** START Given records **

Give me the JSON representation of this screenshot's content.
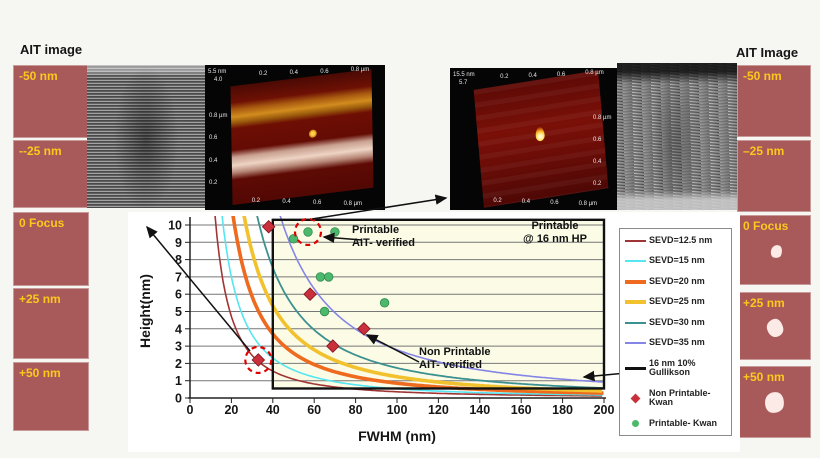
{
  "left_panel": {
    "title": "AIT image",
    "boxes": [
      "-50 nm",
      "--25 nm",
      "0 Focus",
      "+25 nm",
      "+50 nm"
    ]
  },
  "right_panel": {
    "title": "AIT Image",
    "boxes": [
      "-50 nm",
      "–25 nm",
      "0 Focus",
      "+25 nm",
      "+50 nm"
    ]
  },
  "afm_left": {
    "scale_max": "5.5 nm",
    "scale_value": "4.0",
    "axis_ticks": [
      "0.2",
      "0.4",
      "0.6",
      "0.8 µm"
    ]
  },
  "afm_right": {
    "scale_max": "15.5 nm",
    "scale_value": "5.7",
    "axis_ticks": [
      "0.2",
      "0.4",
      "0.6",
      "0.8 µm"
    ]
  },
  "chart_data": {
    "type": "line",
    "xlabel": "FWHM (nm)",
    "ylabel": "Height(nm)",
    "xlim": [
      0,
      200
    ],
    "ylim": [
      0,
      10
    ],
    "xticks": [
      0,
      20,
      40,
      60,
      80,
      100,
      120,
      140,
      160,
      180,
      200
    ],
    "yticks": [
      0,
      1,
      2,
      3,
      4,
      5,
      6,
      7,
      8,
      9,
      10
    ],
    "grid": "horizontal",
    "curve_model": "height = 10 * (fwhm_at_height10 / FWHM)^1.6",
    "series": [
      {
        "name": "SEVD=12.5 nm",
        "color": "#A03535",
        "line_width": 1.6,
        "fwhm_at_height10": 12.5
      },
      {
        "name": "SEVD=15 nm",
        "color": "#55E6F0",
        "line_width": 1.6,
        "fwhm_at_height10": 16
      },
      {
        "name": "SEVD=20 nm",
        "color": "#ED6A1E",
        "line_width": 3.6,
        "fwhm_at_height10": 21.5
      },
      {
        "name": "SEVD=25 nm",
        "color": "#F2C22E",
        "line_width": 3.6,
        "fwhm_at_height10": 27
      },
      {
        "name": "SEVD=30 nm",
        "color": "#3B9090",
        "line_width": 1.8,
        "fwhm_at_height10": 33.5
      },
      {
        "name": "SEVD=35 nm",
        "color": "#8585E8",
        "line_width": 1.6,
        "fwhm_at_height10": 45
      }
    ],
    "threshold_box": {
      "name": "16 nm 10% Gullikson",
      "color": "#111111",
      "fill": "#FBFBE6",
      "fwhm_range": [
        40,
        200
      ],
      "height_range": [
        0.55,
        10.3
      ]
    },
    "scatter": [
      {
        "name": "Non Printable-Kwan",
        "marker": "diamond",
        "color": "#C9303C",
        "points": [
          [
            38,
            9.9
          ],
          [
            58,
            6.0
          ],
          [
            69,
            3.0
          ],
          [
            84,
            4.0
          ],
          [
            33,
            2.2
          ]
        ]
      },
      {
        "name": "Printable- Kwan",
        "marker": "circle",
        "color": "#4CB86B",
        "points": [
          [
            50,
            9.2
          ],
          [
            57,
            9.6
          ],
          [
            70,
            9.6
          ],
          [
            63,
            7.0
          ],
          [
            67,
            7.0
          ],
          [
            65,
            5.0
          ],
          [
            94,
            5.5
          ]
        ]
      }
    ],
    "highlight_circles": [
      {
        "fwhm": 57,
        "height": 9.6
      },
      {
        "fwhm": 33,
        "height": 2.2
      }
    ],
    "legend": [
      {
        "swatch": "line",
        "color": "#A03535",
        "weight": 2,
        "label": "SEVD=12.5 nm"
      },
      {
        "swatch": "line",
        "color": "#55E6F0",
        "weight": 2,
        "label": "SEVD=15 nm"
      },
      {
        "swatch": "line",
        "color": "#ED6A1E",
        "weight": 4,
        "label": "SEVD=20 nm"
      },
      {
        "swatch": "line",
        "color": "#F2C22E",
        "weight": 4,
        "label": "SEVD=25 nm"
      },
      {
        "swatch": "line",
        "color": "#3B9090",
        "weight": 2,
        "label": "SEVD=30 nm"
      },
      {
        "swatch": "line",
        "color": "#8585E8",
        "weight": 2,
        "label": "SEVD=35 nm"
      },
      {
        "swatch": "line",
        "color": "#111111",
        "weight": 3,
        "label": "16 nm 10%",
        "label2": "Gullikson"
      },
      {
        "swatch": "diamond",
        "color": "#C9303C",
        "label": "Non Printable-",
        "label2": "Kwan"
      },
      {
        "swatch": "circle",
        "color": "#4CB86B",
        "label": "Printable- Kwan"
      }
    ],
    "annotations": {
      "printable_verified": {
        "line1": "Printable",
        "line2": "AIT- verified"
      },
      "printable_hp": {
        "line1": "Printable",
        "line2": "@ 16 nm HP"
      },
      "non_printable_verified": {
        "line1": "Non Printable",
        "line2": "AIT- verified"
      }
    }
  }
}
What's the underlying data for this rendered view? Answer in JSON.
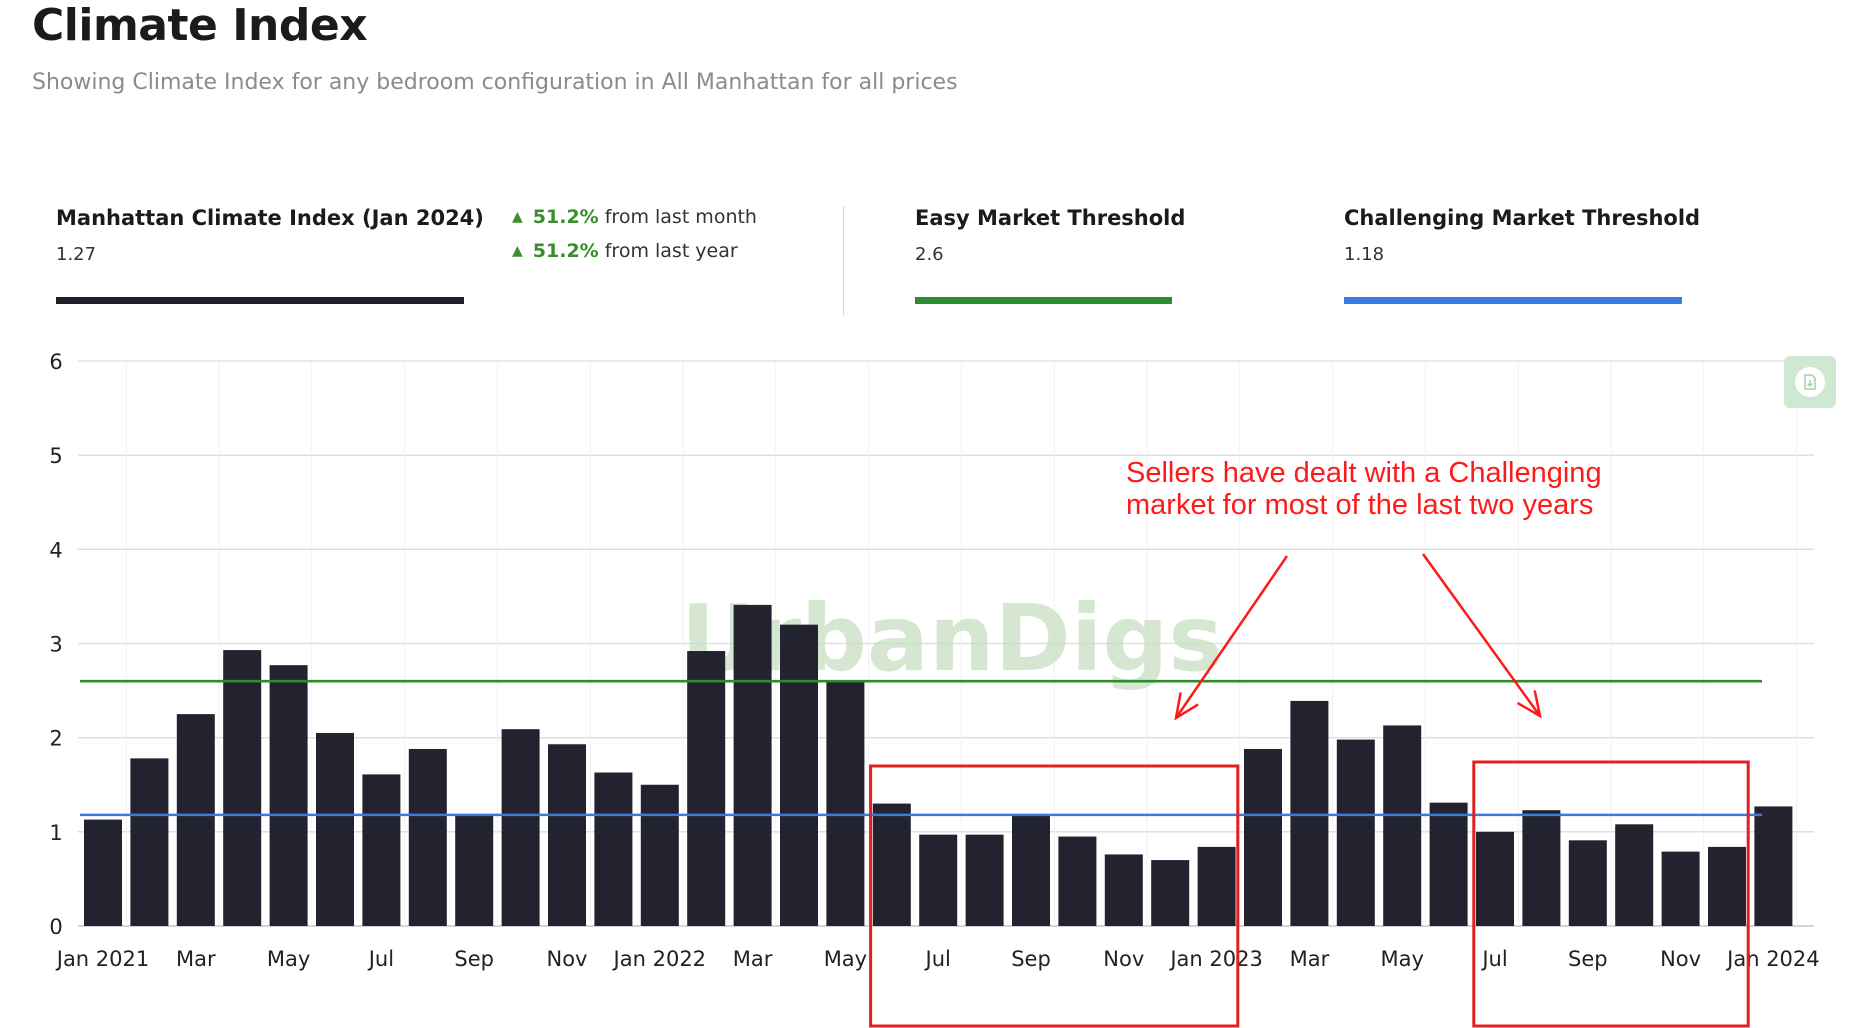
{
  "header": {
    "title": "Climate Index",
    "subtitle": "Showing Climate Index for any bedroom configuration in All Manhattan for all prices"
  },
  "stats": {
    "index": {
      "name": "Manhattan Climate Index  (Jan 2024)",
      "value": "1.27",
      "color": "#1f1f2b"
    },
    "changes": [
      {
        "arrow": "▲",
        "pct": "51.2%",
        "text": " from last month"
      },
      {
        "arrow": "▲",
        "pct": "51.2%",
        "text": " from last year"
      }
    ],
    "easy": {
      "name": "Easy Market Threshold",
      "value": "2.6",
      "color": "#2e8b2e"
    },
    "challenging": {
      "name": "Challenging Market Threshold",
      "value": "1.18",
      "color": "#3a7be0"
    }
  },
  "watermark": "UrbanDigs",
  "annotation": {
    "lines": [
      "Sellers have dealt with a Challenging",
      "market for most of the last two years"
    ],
    "color": "#ff1a1a"
  },
  "export_icon": "document-export-icon",
  "chart_data": {
    "type": "bar",
    "ylim": [
      0,
      6
    ],
    "yticks": [
      "0",
      "1",
      "2",
      "3",
      "4",
      "5",
      "6"
    ],
    "grid": true,
    "bar_color": "#232330",
    "categories": [
      "Jan 2021",
      "Feb 2021",
      "Mar 2021",
      "Apr 2021",
      "May 2021",
      "Jun 2021",
      "Jul 2021",
      "Aug 2021",
      "Sep 2021",
      "Oct 2021",
      "Nov 2021",
      "Dec 2021",
      "Jan 2022",
      "Feb 2022",
      "Mar 2022",
      "Apr 2022",
      "May 2022",
      "Jun 2022",
      "Jul 2022",
      "Aug 2022",
      "Sep 2022",
      "Oct 2022",
      "Nov 2022",
      "Dec 2022",
      "Jan 2023",
      "Feb 2023",
      "Mar 2023",
      "Apr 2023",
      "May 2023",
      "Jun 2023",
      "Jul 2023",
      "Aug 2023",
      "Sep 2023",
      "Oct 2023",
      "Nov 2023",
      "Dec 2023",
      "Jan 2024"
    ],
    "values": [
      1.13,
      1.78,
      2.25,
      2.93,
      2.77,
      2.05,
      1.61,
      1.88,
      1.18,
      2.09,
      1.93,
      1.63,
      1.5,
      2.92,
      3.41,
      3.2,
      2.6,
      1.3,
      0.97,
      0.97,
      1.17,
      0.95,
      0.76,
      0.7,
      0.84,
      1.88,
      2.39,
      1.98,
      2.13,
      1.31,
      1.0,
      1.23,
      0.91,
      1.08,
      0.79,
      0.84,
      1.27
    ],
    "xtick_labels": [
      "Jan 2021",
      "",
      "Mar",
      "",
      "May",
      "",
      "Jul",
      "",
      "Sep",
      "",
      "Nov",
      "",
      "Jan 2022",
      "",
      "Mar",
      "",
      "May",
      "",
      "Jul",
      "",
      "Sep",
      "",
      "Nov",
      "",
      "Jan 2023",
      "",
      "Mar",
      "",
      "May",
      "",
      "Jul",
      "",
      "Sep",
      "",
      "Nov",
      "",
      "Jan 2024"
    ],
    "thresholds": [
      {
        "name": "Easy Market Threshold",
        "value": 2.6,
        "color": "#2e8b2e"
      },
      {
        "name": "Challenging Market Threshold",
        "value": 1.18,
        "color": "#3a7be0"
      }
    ],
    "highlight_ranges": [
      {
        "from": "Jun 2022",
        "to": "Jan 2023",
        "color": "#e02020"
      },
      {
        "from": "Jul 2023",
        "to": "Dec 2023",
        "color": "#e02020"
      }
    ]
  }
}
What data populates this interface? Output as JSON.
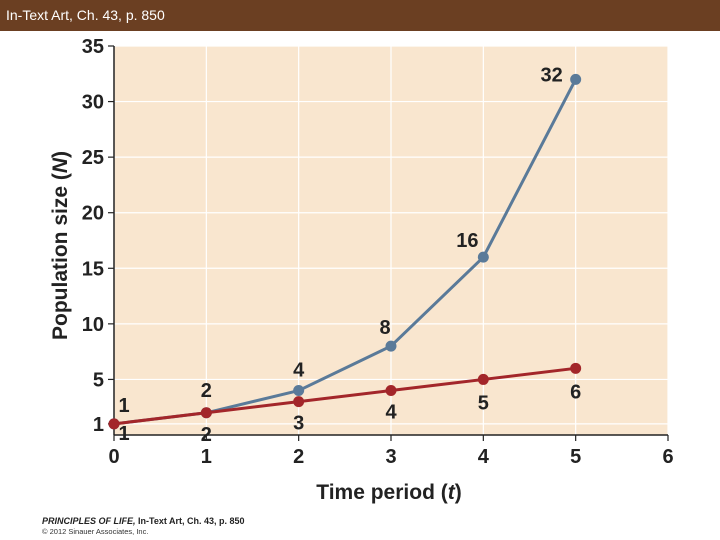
{
  "slide": {
    "header_title": "In-Text Art, Ch. 43, p. 850",
    "credit_book": "PRINCIPLES OF LIFE,",
    "credit_ref": "In-Text Art, Ch. 43, p. 850",
    "credit_copyright": "© 2012 Sinauer Associates, Inc."
  },
  "chart_data": {
    "type": "line",
    "title": "",
    "xlabel": "Time period (t)",
    "ylabel": "Population size (N)",
    "xlim": [
      0,
      6
    ],
    "ylim": [
      0,
      35
    ],
    "x_ticks": [
      0,
      1,
      2,
      3,
      4,
      5,
      6
    ],
    "y_ticks": [
      1,
      5,
      10,
      15,
      20,
      25,
      30,
      35
    ],
    "grid": true,
    "legend": "none",
    "colors": {
      "plot_bg": "#f9e6cf",
      "exponential": "#5a7a99",
      "linear": "#a3262a"
    },
    "series": [
      {
        "x": [
          0,
          1,
          2,
          3,
          4,
          5
        ],
        "y": [
          1,
          2,
          4,
          8,
          16,
          32
        ],
        "labels": [
          "1",
          "2",
          "4",
          "8",
          "16",
          "32"
        ]
      },
      {
        "x": [
          0,
          1,
          2,
          3,
          4,
          5
        ],
        "y": [
          1,
          2,
          3,
          4,
          5,
          6
        ],
        "plot_y": [
          1,
          2,
          3,
          4,
          5,
          6
        ],
        "labels": [
          "1",
          "2",
          "3",
          "4",
          "5",
          "6"
        ]
      }
    ]
  }
}
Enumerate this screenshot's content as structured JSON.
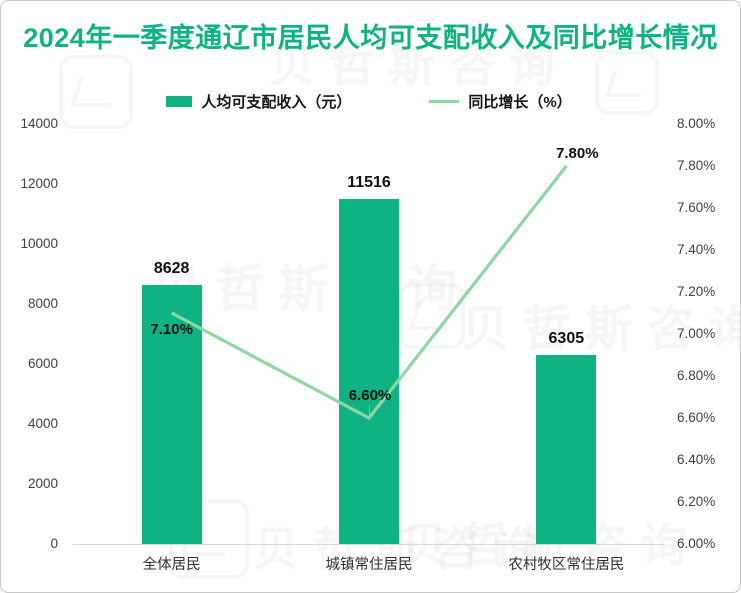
{
  "title": "2024年一季度通辽市居民人均可支配收入及同比增长情况",
  "colors": {
    "accent_green": "#0FB383",
    "line_green": "#8FD7A0",
    "title_green": "#0FB383",
    "axis_text": "#3F3F3F",
    "label_text": "#111111",
    "baseline_gray": "#D8D8D8",
    "border_gray": "#C8C8C8"
  },
  "legend": {
    "bar_label": "人均可支配收入（元）",
    "line_label": "同比增长（%）"
  },
  "watermark_text": "贝哲斯咨询",
  "chart_data": {
    "type": "bar+line",
    "title": "2024年一季度通辽市居民人均可支配收入及同比增长情况",
    "categories": [
      "全体居民",
      "城镇常住居民",
      "农村牧区常住居民"
    ],
    "series": [
      {
        "name": "人均可支配收入（元）",
        "type": "bar",
        "axis": "left",
        "values": [
          8628,
          11516,
          6305
        ],
        "labels": [
          "8628",
          "11516",
          "6305"
        ]
      },
      {
        "name": "同比增长（%）",
        "type": "line",
        "axis": "right",
        "values": [
          7.1,
          6.6,
          7.8
        ],
        "labels": [
          "7.10%",
          "6.60%",
          "7.80%"
        ]
      }
    ],
    "left_axis": {
      "min": 0,
      "max": 14000,
      "step": 2000,
      "ticks": [
        "0",
        "2000",
        "4000",
        "6000",
        "8000",
        "10000",
        "12000",
        "14000"
      ]
    },
    "right_axis": {
      "min": 6.0,
      "max": 8.0,
      "step": 0.2,
      "ticks": [
        "6.00%",
        "6.20%",
        "6.40%",
        "6.60%",
        "6.80%",
        "7.00%",
        "7.20%",
        "7.40%",
        "7.60%",
        "7.80%",
        "8.00%"
      ]
    },
    "grid": false,
    "legend_position": "top"
  }
}
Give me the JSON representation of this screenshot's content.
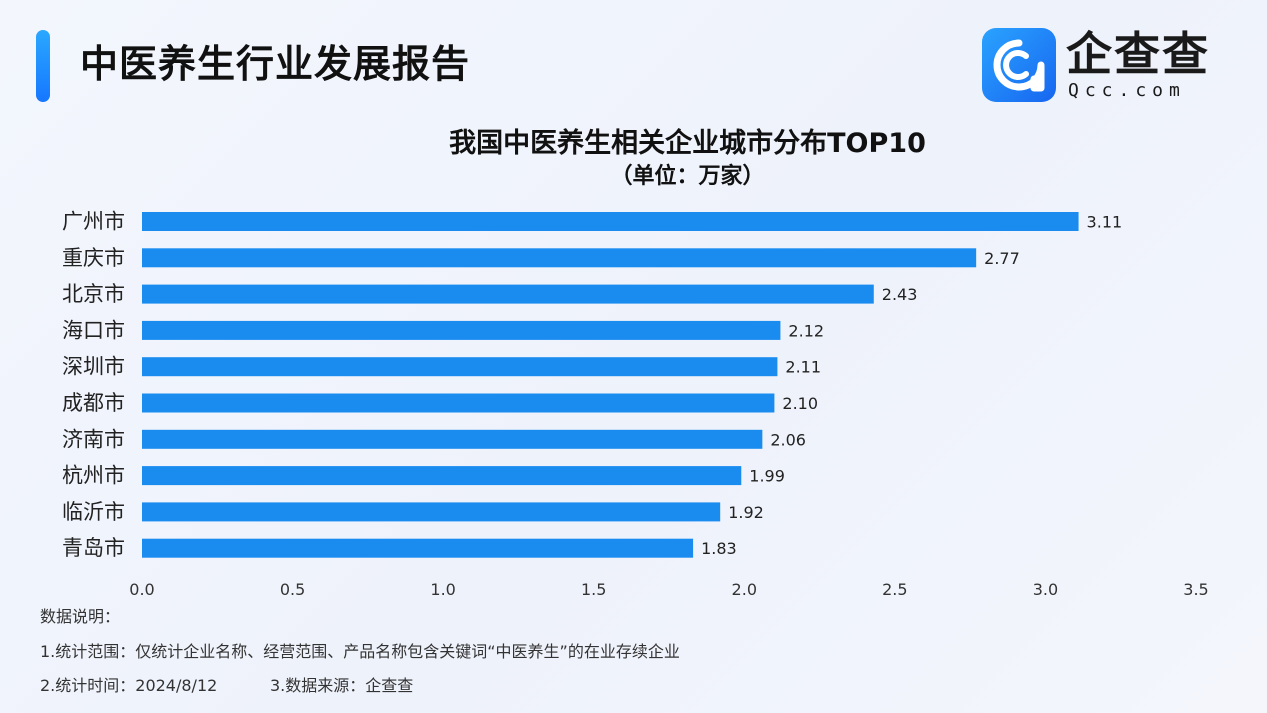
{
  "header": {
    "title": "中医养生行业发展报告",
    "logo_name": "企查查",
    "logo_sub": "Qcc.com"
  },
  "chart_data": {
    "type": "bar",
    "orientation": "horizontal",
    "title": "我国中医养生相关企业城市分布TOP10",
    "subtitle": "（单位：万家）",
    "categories": [
      "广州市",
      "重庆市",
      "北京市",
      "海口市",
      "深圳市",
      "成都市",
      "济南市",
      "杭州市",
      "临沂市",
      "青岛市"
    ],
    "values": [
      3.11,
      2.77,
      2.43,
      2.12,
      2.11,
      2.1,
      2.06,
      1.99,
      1.92,
      1.83
    ],
    "value_labels": [
      "3.11",
      "2.77",
      "2.43",
      "2.12",
      "2.11",
      "2.10",
      "2.06",
      "1.99",
      "1.92",
      "1.83"
    ],
    "xlim": [
      0,
      3.5
    ],
    "x_ticks": [
      0,
      0.5,
      1,
      1.5,
      2,
      2.5,
      3,
      3.5
    ],
    "x_tick_labels": [
      "0.0",
      "0.5",
      "1.0",
      "1.5",
      "2.0",
      "2.5",
      "3.0",
      "3.5"
    ],
    "grid": false,
    "bar_color": "#1a8cf0"
  },
  "notes": {
    "heading": "数据说明：",
    "line1": "1.统计范围：仅统计企业名称、经营范围、产品名称包含关键词“中医养生”的在业存续企业",
    "line2": "2.统计时间：2024/8/12",
    "line3": "3.数据来源：企查查"
  }
}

** END Given records **

▶ [Task description]:
Every line in the data above that contains "horizontal" needs to be copied.

▶ [Reply]:
    "grid": "horizontal",
    "orientation": "horizontal",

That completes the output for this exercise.